YOUR INSTRUCTIONS – Collect every line of the records below that contains the word "name".

RECORDS FOR THE EXERCISE –
## start

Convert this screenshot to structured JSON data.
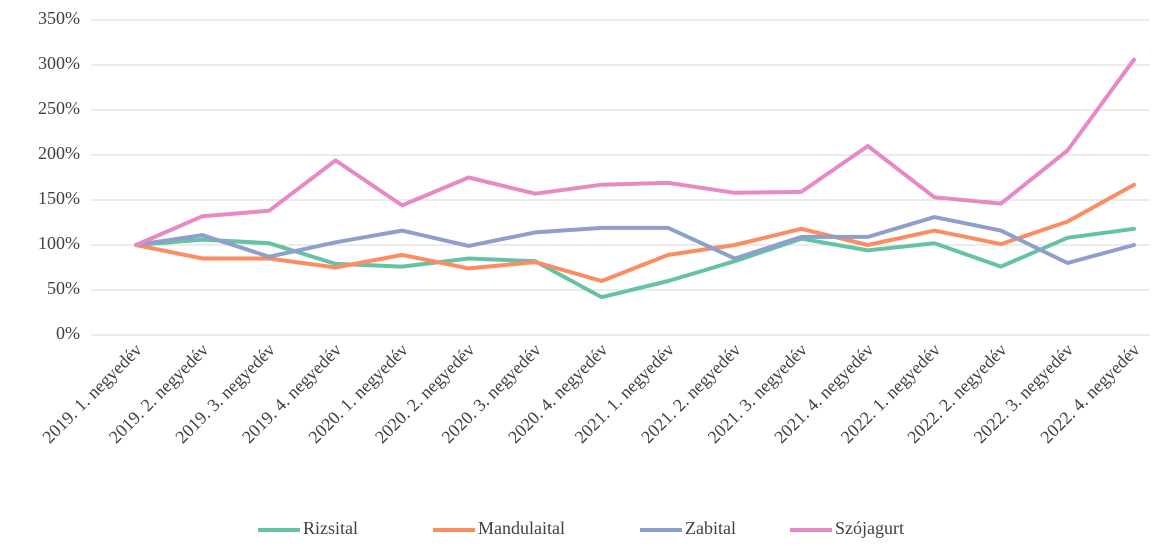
{
  "chart_data": {
    "type": "line",
    "categories": [
      "2019. 1. negyedév",
      "2019. 2. negyedév",
      "2019. 3. negyedév",
      "2019. 4. negyedév",
      "2020. 1. negyedév",
      "2020. 2. negyedév",
      "2020. 3. negyedév",
      "2020. 4. negyedév",
      "2021. 1. negyedév",
      "2021. 2. negyedév",
      "2021. 3. negyedév",
      "2021. 4. negyedév",
      "2022. 1. negyedév",
      "2022. 2. negyedév",
      "2022. 3. negyedév",
      "2022. 4. negyedév"
    ],
    "series": [
      {
        "name": "Rizsital",
        "color": "#66c2a5",
        "values": [
          100,
          106,
          102,
          79,
          76,
          85,
          82,
          42,
          60,
          82,
          107,
          94,
          102,
          76,
          108,
          118
        ]
      },
      {
        "name": "Mandulaital",
        "color": "#fc8d62",
        "values": [
          100,
          85,
          85,
          75,
          89,
          74,
          81,
          60,
          89,
          100,
          118,
          100,
          116,
          101,
          126,
          167
        ]
      },
      {
        "name": "Zabital",
        "color": "#8da0cb",
        "values": [
          100,
          111,
          87,
          103,
          116,
          99,
          114,
          119,
          119,
          85,
          109,
          109,
          131,
          116,
          80,
          100
        ]
      },
      {
        "name": "Szójagurt",
        "color": "#e78ac3",
        "values": [
          100,
          132,
          138,
          194,
          144,
          175,
          157,
          167,
          169,
          158,
          159,
          210,
          153,
          146,
          205,
          306
        ]
      }
    ],
    "ylim": [
      0,
      350
    ],
    "yticks": [
      {
        "value": 0,
        "label": "0%"
      },
      {
        "value": 50,
        "label": "50%"
      },
      {
        "value": 100,
        "label": "100%"
      },
      {
        "value": 150,
        "label": "150%"
      },
      {
        "value": 200,
        "label": "200%"
      },
      {
        "value": 250,
        "label": "250%"
      },
      {
        "value": 300,
        "label": "300%"
      },
      {
        "value": 350,
        "label": "350%"
      }
    ],
    "grid": true,
    "legend": "bottom"
  }
}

## end

REPLY –
        "name": "Rizsital",
        "name": "Mandulaital",
        "name": "Zabital",
        "name": "Szójagurt",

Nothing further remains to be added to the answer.